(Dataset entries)
------------------------------------

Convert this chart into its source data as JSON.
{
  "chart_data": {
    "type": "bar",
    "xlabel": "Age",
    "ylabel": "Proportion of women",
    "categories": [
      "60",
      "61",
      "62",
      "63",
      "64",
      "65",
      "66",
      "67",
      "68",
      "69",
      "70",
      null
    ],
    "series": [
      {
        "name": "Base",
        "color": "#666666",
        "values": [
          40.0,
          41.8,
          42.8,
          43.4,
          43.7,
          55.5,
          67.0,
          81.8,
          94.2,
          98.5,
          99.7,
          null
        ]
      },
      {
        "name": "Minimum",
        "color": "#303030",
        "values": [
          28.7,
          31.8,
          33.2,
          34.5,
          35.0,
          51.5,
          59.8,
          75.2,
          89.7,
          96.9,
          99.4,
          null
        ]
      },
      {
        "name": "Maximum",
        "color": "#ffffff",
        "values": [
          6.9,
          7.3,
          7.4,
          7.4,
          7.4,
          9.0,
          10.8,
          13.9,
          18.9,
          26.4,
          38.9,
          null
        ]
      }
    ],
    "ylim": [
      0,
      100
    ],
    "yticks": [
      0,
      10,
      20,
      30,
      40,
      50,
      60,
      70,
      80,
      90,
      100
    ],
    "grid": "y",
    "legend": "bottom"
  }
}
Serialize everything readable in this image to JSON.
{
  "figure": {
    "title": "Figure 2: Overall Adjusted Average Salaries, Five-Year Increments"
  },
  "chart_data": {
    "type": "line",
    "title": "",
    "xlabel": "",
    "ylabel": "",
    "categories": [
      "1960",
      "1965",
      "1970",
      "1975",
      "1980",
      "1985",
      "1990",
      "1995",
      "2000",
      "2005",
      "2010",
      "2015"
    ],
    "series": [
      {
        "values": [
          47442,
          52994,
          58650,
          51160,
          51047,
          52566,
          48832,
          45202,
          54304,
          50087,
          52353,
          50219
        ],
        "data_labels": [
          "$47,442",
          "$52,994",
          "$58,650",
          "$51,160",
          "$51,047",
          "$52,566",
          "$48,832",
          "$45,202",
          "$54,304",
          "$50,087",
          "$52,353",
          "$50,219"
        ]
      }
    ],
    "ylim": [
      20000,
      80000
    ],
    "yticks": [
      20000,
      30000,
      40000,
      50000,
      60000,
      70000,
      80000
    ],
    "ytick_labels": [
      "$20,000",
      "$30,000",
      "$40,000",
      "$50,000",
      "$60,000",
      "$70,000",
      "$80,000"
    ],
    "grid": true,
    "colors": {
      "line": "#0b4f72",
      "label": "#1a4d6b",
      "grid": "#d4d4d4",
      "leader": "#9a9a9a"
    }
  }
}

------------------------------------

## TASK PROMPT
Print out all the entries precisely as written.

## SOLUTION FOR THIS PROBLEM
Convert this chart into its source data as JSON.
{
  "chart_data": {
    "type": "bar",
    "xlabel": "Age",
    "ylabel": "Proportion of women",
    "categories": [
      "60",
      "61",
      "62",
      "63",
      "64",
      "65",
      "66",
      "67",
      "68",
      "69",
      "70",
      null
    ],
    "series": [
      {
        "name": "Base",
        "color": "#666666",
        "values": [
          40.0,
          41.8,
          42.8,
          43.4,
          43.7,
          55.5,
          67.0,
          81.8,
          94.2,
          98.5,
          99.7,
          null
        ]
      },
      {
        "name": "Minimum",
        "color": "#303030",
        "values": [
          28.7,
          31.8,
          33.2,
          34.5,
          35.0,
          51.5,
          59.8,
          75.2,
          89.7,
          96.9,
          99.4,
          null
        ]
      },
      {
        "name": "Maximum",
        "color": "#ffffff",
        "values": [
          6.9,
          7.3,
          7.4,
          7.4,
          7.4,
          9.0,
          10.8,
          13.9,
          18.9,
          26.4,
          38.9,
          null
        ]
      }
    ],
    "ylim": [
      0,
      100
    ],
    "yticks": [
      0,
      10,
      20,
      30,
      40,
      50,
      60,
      70,
      80,
      90,
      100
    ],
    "grid": "y",
    "legend": "bottom"
  }
}
Serialize everything readable in this image to JSON.
{
  "figure": {
    "title": "Figure 2: Overall Adjusted Average Salaries, Five-Year Increments"
  },
  "chart_data": {
    "type": "line",
    "title": "",
    "xlabel": "",
    "ylabel": "",
    "categories": [
      "1960",
      "1965",
      "1970",
      "1975",
      "1980",
      "1985",
      "1990",
      "1995",
      "2000",
      "2005",
      "2010",
      "2015"
    ],
    "series": [
      {
        "values": [
          47442,
          52994,
          58650,
          51160,
          51047,
          52566,
          48832,
          45202,
          54304,
          50087,
          52353,
          50219
        ],
        "data_labels": [
          "$47,442",
          "$52,994",
          "$58,650",
          "$51,160",
          "$51,047",
          "$52,566",
          "$48,832",
          "$45,202",
          "$54,304",
          "$50,087",
          "$52,353",
          "$50,219"
        ]
      }
    ],
    "ylim": [
      20000,
      80000
    ],
    "yticks": [
      20000,
      30000,
      40000,
      50000,
      60000,
      70000,
      80000
    ],
    "ytick_labels": [
      "$20,000",
      "$30,000",
      "$40,000",
      "$50,000",
      "$60,000",
      "$70,000",
      "$80,000"
    ],
    "grid": true,
    "colors": {
      "line": "#0b4f72",
      "label": "#1a4d6b",
      "grid": "#d4d4d4",
      "leader": "#9a9a9a"
    }
  }
}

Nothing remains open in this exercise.